PROBLEM STATEMENT
Can you transcribe every entry word for word, skipping the images?

>> start DATA RECORDS

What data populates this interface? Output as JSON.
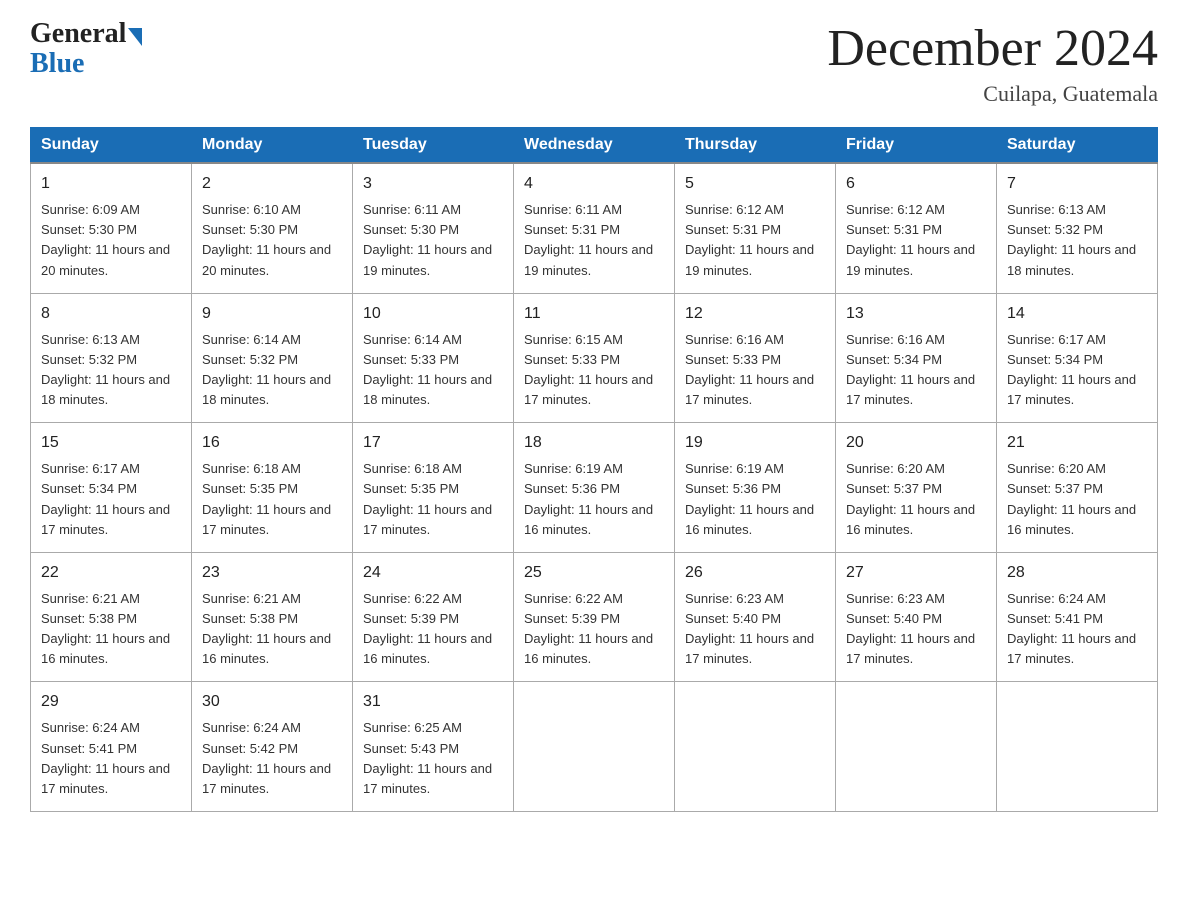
{
  "header": {
    "logo_general": "General",
    "logo_blue": "Blue",
    "month_title": "December 2024",
    "location": "Cuilapa, Guatemala"
  },
  "columns": [
    "Sunday",
    "Monday",
    "Tuesday",
    "Wednesday",
    "Thursday",
    "Friday",
    "Saturday"
  ],
  "weeks": [
    [
      {
        "day": "1",
        "sunrise": "Sunrise: 6:09 AM",
        "sunset": "Sunset: 5:30 PM",
        "daylight": "Daylight: 11 hours and 20 minutes."
      },
      {
        "day": "2",
        "sunrise": "Sunrise: 6:10 AM",
        "sunset": "Sunset: 5:30 PM",
        "daylight": "Daylight: 11 hours and 20 minutes."
      },
      {
        "day": "3",
        "sunrise": "Sunrise: 6:11 AM",
        "sunset": "Sunset: 5:30 PM",
        "daylight": "Daylight: 11 hours and 19 minutes."
      },
      {
        "day": "4",
        "sunrise": "Sunrise: 6:11 AM",
        "sunset": "Sunset: 5:31 PM",
        "daylight": "Daylight: 11 hours and 19 minutes."
      },
      {
        "day": "5",
        "sunrise": "Sunrise: 6:12 AM",
        "sunset": "Sunset: 5:31 PM",
        "daylight": "Daylight: 11 hours and 19 minutes."
      },
      {
        "day": "6",
        "sunrise": "Sunrise: 6:12 AM",
        "sunset": "Sunset: 5:31 PM",
        "daylight": "Daylight: 11 hours and 19 minutes."
      },
      {
        "day": "7",
        "sunrise": "Sunrise: 6:13 AM",
        "sunset": "Sunset: 5:32 PM",
        "daylight": "Daylight: 11 hours and 18 minutes."
      }
    ],
    [
      {
        "day": "8",
        "sunrise": "Sunrise: 6:13 AM",
        "sunset": "Sunset: 5:32 PM",
        "daylight": "Daylight: 11 hours and 18 minutes."
      },
      {
        "day": "9",
        "sunrise": "Sunrise: 6:14 AM",
        "sunset": "Sunset: 5:32 PM",
        "daylight": "Daylight: 11 hours and 18 minutes."
      },
      {
        "day": "10",
        "sunrise": "Sunrise: 6:14 AM",
        "sunset": "Sunset: 5:33 PM",
        "daylight": "Daylight: 11 hours and 18 minutes."
      },
      {
        "day": "11",
        "sunrise": "Sunrise: 6:15 AM",
        "sunset": "Sunset: 5:33 PM",
        "daylight": "Daylight: 11 hours and 17 minutes."
      },
      {
        "day": "12",
        "sunrise": "Sunrise: 6:16 AM",
        "sunset": "Sunset: 5:33 PM",
        "daylight": "Daylight: 11 hours and 17 minutes."
      },
      {
        "day": "13",
        "sunrise": "Sunrise: 6:16 AM",
        "sunset": "Sunset: 5:34 PM",
        "daylight": "Daylight: 11 hours and 17 minutes."
      },
      {
        "day": "14",
        "sunrise": "Sunrise: 6:17 AM",
        "sunset": "Sunset: 5:34 PM",
        "daylight": "Daylight: 11 hours and 17 minutes."
      }
    ],
    [
      {
        "day": "15",
        "sunrise": "Sunrise: 6:17 AM",
        "sunset": "Sunset: 5:34 PM",
        "daylight": "Daylight: 11 hours and 17 minutes."
      },
      {
        "day": "16",
        "sunrise": "Sunrise: 6:18 AM",
        "sunset": "Sunset: 5:35 PM",
        "daylight": "Daylight: 11 hours and 17 minutes."
      },
      {
        "day": "17",
        "sunrise": "Sunrise: 6:18 AM",
        "sunset": "Sunset: 5:35 PM",
        "daylight": "Daylight: 11 hours and 17 minutes."
      },
      {
        "day": "18",
        "sunrise": "Sunrise: 6:19 AM",
        "sunset": "Sunset: 5:36 PM",
        "daylight": "Daylight: 11 hours and 16 minutes."
      },
      {
        "day": "19",
        "sunrise": "Sunrise: 6:19 AM",
        "sunset": "Sunset: 5:36 PM",
        "daylight": "Daylight: 11 hours and 16 minutes."
      },
      {
        "day": "20",
        "sunrise": "Sunrise: 6:20 AM",
        "sunset": "Sunset: 5:37 PM",
        "daylight": "Daylight: 11 hours and 16 minutes."
      },
      {
        "day": "21",
        "sunrise": "Sunrise: 6:20 AM",
        "sunset": "Sunset: 5:37 PM",
        "daylight": "Daylight: 11 hours and 16 minutes."
      }
    ],
    [
      {
        "day": "22",
        "sunrise": "Sunrise: 6:21 AM",
        "sunset": "Sunset: 5:38 PM",
        "daylight": "Daylight: 11 hours and 16 minutes."
      },
      {
        "day": "23",
        "sunrise": "Sunrise: 6:21 AM",
        "sunset": "Sunset: 5:38 PM",
        "daylight": "Daylight: 11 hours and 16 minutes."
      },
      {
        "day": "24",
        "sunrise": "Sunrise: 6:22 AM",
        "sunset": "Sunset: 5:39 PM",
        "daylight": "Daylight: 11 hours and 16 minutes."
      },
      {
        "day": "25",
        "sunrise": "Sunrise: 6:22 AM",
        "sunset": "Sunset: 5:39 PM",
        "daylight": "Daylight: 11 hours and 16 minutes."
      },
      {
        "day": "26",
        "sunrise": "Sunrise: 6:23 AM",
        "sunset": "Sunset: 5:40 PM",
        "daylight": "Daylight: 11 hours and 17 minutes."
      },
      {
        "day": "27",
        "sunrise": "Sunrise: 6:23 AM",
        "sunset": "Sunset: 5:40 PM",
        "daylight": "Daylight: 11 hours and 17 minutes."
      },
      {
        "day": "28",
        "sunrise": "Sunrise: 6:24 AM",
        "sunset": "Sunset: 5:41 PM",
        "daylight": "Daylight: 11 hours and 17 minutes."
      }
    ],
    [
      {
        "day": "29",
        "sunrise": "Sunrise: 6:24 AM",
        "sunset": "Sunset: 5:41 PM",
        "daylight": "Daylight: 11 hours and 17 minutes."
      },
      {
        "day": "30",
        "sunrise": "Sunrise: 6:24 AM",
        "sunset": "Sunset: 5:42 PM",
        "daylight": "Daylight: 11 hours and 17 minutes."
      },
      {
        "day": "31",
        "sunrise": "Sunrise: 6:25 AM",
        "sunset": "Sunset: 5:43 PM",
        "daylight": "Daylight: 11 hours and 17 minutes."
      },
      null,
      null,
      null,
      null
    ]
  ]
}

>> end DATA RECORDS

COMPLETE OUTPUT
What data populates this interface? Output as JSON.
{
  "header": {
    "logo_general": "General",
    "logo_blue": "Blue",
    "month_title": "December 2024",
    "location": "Cuilapa, Guatemala"
  },
  "columns": [
    "Sunday",
    "Monday",
    "Tuesday",
    "Wednesday",
    "Thursday",
    "Friday",
    "Saturday"
  ],
  "weeks": [
    [
      {
        "day": "1",
        "sunrise": "Sunrise: 6:09 AM",
        "sunset": "Sunset: 5:30 PM",
        "daylight": "Daylight: 11 hours and 20 minutes."
      },
      {
        "day": "2",
        "sunrise": "Sunrise: 6:10 AM",
        "sunset": "Sunset: 5:30 PM",
        "daylight": "Daylight: 11 hours and 20 minutes."
      },
      {
        "day": "3",
        "sunrise": "Sunrise: 6:11 AM",
        "sunset": "Sunset: 5:30 PM",
        "daylight": "Daylight: 11 hours and 19 minutes."
      },
      {
        "day": "4",
        "sunrise": "Sunrise: 6:11 AM",
        "sunset": "Sunset: 5:31 PM",
        "daylight": "Daylight: 11 hours and 19 minutes."
      },
      {
        "day": "5",
        "sunrise": "Sunrise: 6:12 AM",
        "sunset": "Sunset: 5:31 PM",
        "daylight": "Daylight: 11 hours and 19 minutes."
      },
      {
        "day": "6",
        "sunrise": "Sunrise: 6:12 AM",
        "sunset": "Sunset: 5:31 PM",
        "daylight": "Daylight: 11 hours and 19 minutes."
      },
      {
        "day": "7",
        "sunrise": "Sunrise: 6:13 AM",
        "sunset": "Sunset: 5:32 PM",
        "daylight": "Daylight: 11 hours and 18 minutes."
      }
    ],
    [
      {
        "day": "8",
        "sunrise": "Sunrise: 6:13 AM",
        "sunset": "Sunset: 5:32 PM",
        "daylight": "Daylight: 11 hours and 18 minutes."
      },
      {
        "day": "9",
        "sunrise": "Sunrise: 6:14 AM",
        "sunset": "Sunset: 5:32 PM",
        "daylight": "Daylight: 11 hours and 18 minutes."
      },
      {
        "day": "10",
        "sunrise": "Sunrise: 6:14 AM",
        "sunset": "Sunset: 5:33 PM",
        "daylight": "Daylight: 11 hours and 18 minutes."
      },
      {
        "day": "11",
        "sunrise": "Sunrise: 6:15 AM",
        "sunset": "Sunset: 5:33 PM",
        "daylight": "Daylight: 11 hours and 17 minutes."
      },
      {
        "day": "12",
        "sunrise": "Sunrise: 6:16 AM",
        "sunset": "Sunset: 5:33 PM",
        "daylight": "Daylight: 11 hours and 17 minutes."
      },
      {
        "day": "13",
        "sunrise": "Sunrise: 6:16 AM",
        "sunset": "Sunset: 5:34 PM",
        "daylight": "Daylight: 11 hours and 17 minutes."
      },
      {
        "day": "14",
        "sunrise": "Sunrise: 6:17 AM",
        "sunset": "Sunset: 5:34 PM",
        "daylight": "Daylight: 11 hours and 17 minutes."
      }
    ],
    [
      {
        "day": "15",
        "sunrise": "Sunrise: 6:17 AM",
        "sunset": "Sunset: 5:34 PM",
        "daylight": "Daylight: 11 hours and 17 minutes."
      },
      {
        "day": "16",
        "sunrise": "Sunrise: 6:18 AM",
        "sunset": "Sunset: 5:35 PM",
        "daylight": "Daylight: 11 hours and 17 minutes."
      },
      {
        "day": "17",
        "sunrise": "Sunrise: 6:18 AM",
        "sunset": "Sunset: 5:35 PM",
        "daylight": "Daylight: 11 hours and 17 minutes."
      },
      {
        "day": "18",
        "sunrise": "Sunrise: 6:19 AM",
        "sunset": "Sunset: 5:36 PM",
        "daylight": "Daylight: 11 hours and 16 minutes."
      },
      {
        "day": "19",
        "sunrise": "Sunrise: 6:19 AM",
        "sunset": "Sunset: 5:36 PM",
        "daylight": "Daylight: 11 hours and 16 minutes."
      },
      {
        "day": "20",
        "sunrise": "Sunrise: 6:20 AM",
        "sunset": "Sunset: 5:37 PM",
        "daylight": "Daylight: 11 hours and 16 minutes."
      },
      {
        "day": "21",
        "sunrise": "Sunrise: 6:20 AM",
        "sunset": "Sunset: 5:37 PM",
        "daylight": "Daylight: 11 hours and 16 minutes."
      }
    ],
    [
      {
        "day": "22",
        "sunrise": "Sunrise: 6:21 AM",
        "sunset": "Sunset: 5:38 PM",
        "daylight": "Daylight: 11 hours and 16 minutes."
      },
      {
        "day": "23",
        "sunrise": "Sunrise: 6:21 AM",
        "sunset": "Sunset: 5:38 PM",
        "daylight": "Daylight: 11 hours and 16 minutes."
      },
      {
        "day": "24",
        "sunrise": "Sunrise: 6:22 AM",
        "sunset": "Sunset: 5:39 PM",
        "daylight": "Daylight: 11 hours and 16 minutes."
      },
      {
        "day": "25",
        "sunrise": "Sunrise: 6:22 AM",
        "sunset": "Sunset: 5:39 PM",
        "daylight": "Daylight: 11 hours and 16 minutes."
      },
      {
        "day": "26",
        "sunrise": "Sunrise: 6:23 AM",
        "sunset": "Sunset: 5:40 PM",
        "daylight": "Daylight: 11 hours and 17 minutes."
      },
      {
        "day": "27",
        "sunrise": "Sunrise: 6:23 AM",
        "sunset": "Sunset: 5:40 PM",
        "daylight": "Daylight: 11 hours and 17 minutes."
      },
      {
        "day": "28",
        "sunrise": "Sunrise: 6:24 AM",
        "sunset": "Sunset: 5:41 PM",
        "daylight": "Daylight: 11 hours and 17 minutes."
      }
    ],
    [
      {
        "day": "29",
        "sunrise": "Sunrise: 6:24 AM",
        "sunset": "Sunset: 5:41 PM",
        "daylight": "Daylight: 11 hours and 17 minutes."
      },
      {
        "day": "30",
        "sunrise": "Sunrise: 6:24 AM",
        "sunset": "Sunset: 5:42 PM",
        "daylight": "Daylight: 11 hours and 17 minutes."
      },
      {
        "day": "31",
        "sunrise": "Sunrise: 6:25 AM",
        "sunset": "Sunset: 5:43 PM",
        "daylight": "Daylight: 11 hours and 17 minutes."
      },
      null,
      null,
      null,
      null
    ]
  ]
}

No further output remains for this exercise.